--- PROVIDED PASSAGE ---
After twenty-five years in Hawaii, Cheryl Ambrozic dreamed of long distance travel.  After selling almost everything, she moved to the U.S. mainland and into a Phoenix Custom Camper – full-time.  Don’t miss Scrappers!

So Long Hawaii, Hello Camping Freedom

If you woke up this morning and realized that you had a burning desire to live in Hawaii for a year, what would you do?  In your dreams you’re hiking Hawai’i Volcanoes National Park, marveling at the Polynesian Cultural Center, and exploring the history of Pearl Harbor.  Oh, Hawaii!

Due to the total life disruption such a move would present, not to mention the extensive research and costs involved, most of us would say, “That sounds wonderful, but it’s not going to happen”.  Reality, we might tell ourselves, doesn’t allow for such foolishness, or extravagance.

Naturally, you would be right.  Moving to Hawaii for a year would be very risky, expensive, and who knows what might go wrong.  But – if Hawaii truly was your dream – would it be something you later regretted?
---
*WORK TO DO*:
A. Starting at "So Long Hawaii, Hello" and ending at "Harbor.  Oh, Hawaii!", rewrite the passage on Cheryl Ambrozic with "marveling at" replaced by "touring".
B. Decide whether each statement agrees with the passage on Cheryl Ambrozic. Answer yes or no, and quote the deciding words: (i) Cheryl Ambrozic spent twenty-five years in Hawaii. (ii) Cheryl Ambrozic moved into a Phoenix Custom Camper part-time. (iii) Moving to Hawaii for a year is described as very risky and expensive.
--- DATA EXCERPTS ---
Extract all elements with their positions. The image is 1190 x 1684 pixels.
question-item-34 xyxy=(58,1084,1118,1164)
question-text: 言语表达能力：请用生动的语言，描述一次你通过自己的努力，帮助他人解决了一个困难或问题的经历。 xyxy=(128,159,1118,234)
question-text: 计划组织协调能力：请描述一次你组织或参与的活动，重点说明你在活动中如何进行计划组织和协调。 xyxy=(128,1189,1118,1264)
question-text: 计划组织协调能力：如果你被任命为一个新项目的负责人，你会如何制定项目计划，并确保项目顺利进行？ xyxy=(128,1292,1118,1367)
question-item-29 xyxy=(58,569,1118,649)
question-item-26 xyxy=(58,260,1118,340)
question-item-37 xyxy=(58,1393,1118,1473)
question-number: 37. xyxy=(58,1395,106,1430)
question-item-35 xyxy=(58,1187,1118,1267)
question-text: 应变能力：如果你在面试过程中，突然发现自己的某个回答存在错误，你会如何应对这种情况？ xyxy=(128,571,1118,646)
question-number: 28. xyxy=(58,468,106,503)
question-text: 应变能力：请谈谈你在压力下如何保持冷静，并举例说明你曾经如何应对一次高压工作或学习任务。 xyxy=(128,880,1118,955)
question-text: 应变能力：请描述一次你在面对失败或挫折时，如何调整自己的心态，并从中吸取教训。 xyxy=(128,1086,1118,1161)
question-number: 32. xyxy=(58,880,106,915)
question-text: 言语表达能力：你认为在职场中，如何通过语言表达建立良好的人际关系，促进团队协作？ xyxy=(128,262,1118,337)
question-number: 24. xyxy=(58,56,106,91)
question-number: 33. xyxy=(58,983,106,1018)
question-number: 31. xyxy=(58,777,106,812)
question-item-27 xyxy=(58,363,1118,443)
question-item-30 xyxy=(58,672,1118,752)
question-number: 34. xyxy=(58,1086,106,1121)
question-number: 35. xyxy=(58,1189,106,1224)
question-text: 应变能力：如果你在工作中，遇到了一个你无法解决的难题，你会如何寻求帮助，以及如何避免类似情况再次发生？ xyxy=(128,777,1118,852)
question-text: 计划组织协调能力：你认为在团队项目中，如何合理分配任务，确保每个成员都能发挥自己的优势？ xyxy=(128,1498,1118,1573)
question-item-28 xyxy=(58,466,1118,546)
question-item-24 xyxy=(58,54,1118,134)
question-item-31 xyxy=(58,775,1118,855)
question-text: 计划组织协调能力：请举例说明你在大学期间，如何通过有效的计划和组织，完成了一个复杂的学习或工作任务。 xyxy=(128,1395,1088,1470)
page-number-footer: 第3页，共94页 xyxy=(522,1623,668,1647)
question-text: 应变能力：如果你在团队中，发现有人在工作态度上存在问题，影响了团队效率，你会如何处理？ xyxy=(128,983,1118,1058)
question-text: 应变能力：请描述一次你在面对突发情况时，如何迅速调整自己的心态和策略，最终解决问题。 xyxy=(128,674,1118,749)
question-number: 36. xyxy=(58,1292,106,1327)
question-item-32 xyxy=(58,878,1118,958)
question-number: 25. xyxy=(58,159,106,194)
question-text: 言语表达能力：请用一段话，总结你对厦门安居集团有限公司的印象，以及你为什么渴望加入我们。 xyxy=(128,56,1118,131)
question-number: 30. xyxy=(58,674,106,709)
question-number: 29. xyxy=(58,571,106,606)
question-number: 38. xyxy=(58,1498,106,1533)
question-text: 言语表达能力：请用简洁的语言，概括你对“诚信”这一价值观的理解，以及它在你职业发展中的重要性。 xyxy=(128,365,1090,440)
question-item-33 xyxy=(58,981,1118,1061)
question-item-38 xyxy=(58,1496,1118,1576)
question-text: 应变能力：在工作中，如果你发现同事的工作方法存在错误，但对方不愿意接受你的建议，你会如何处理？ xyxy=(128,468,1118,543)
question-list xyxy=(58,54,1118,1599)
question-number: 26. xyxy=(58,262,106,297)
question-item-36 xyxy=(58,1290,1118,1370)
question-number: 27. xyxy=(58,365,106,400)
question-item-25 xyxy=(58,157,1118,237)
---
*TASK RESULTS*:
A.
So Long Hawaii, Hello Camping Freedom

If you woke up this morning and realized that you had a burning desire to live in Hawaii for a year, what would you do?  In your dreams you’re hiking Hawai’i Volcanoes National Park, touring the Polynesian Cultural Center, and exploring the history of Pearl Harbor.  Oh, Hawaii!

B.
(i) Yes: "After twenty-five years in Hawaii, Cheryl Ambrozic dreamed of long distance travel."
(ii) No: "she moved to the U.S. mainland and into a Phoenix Custom Camper – full-time."
(iii) Yes: "Moving to Hawaii for a year would be very risky, expensive, and who knows what might go wrong."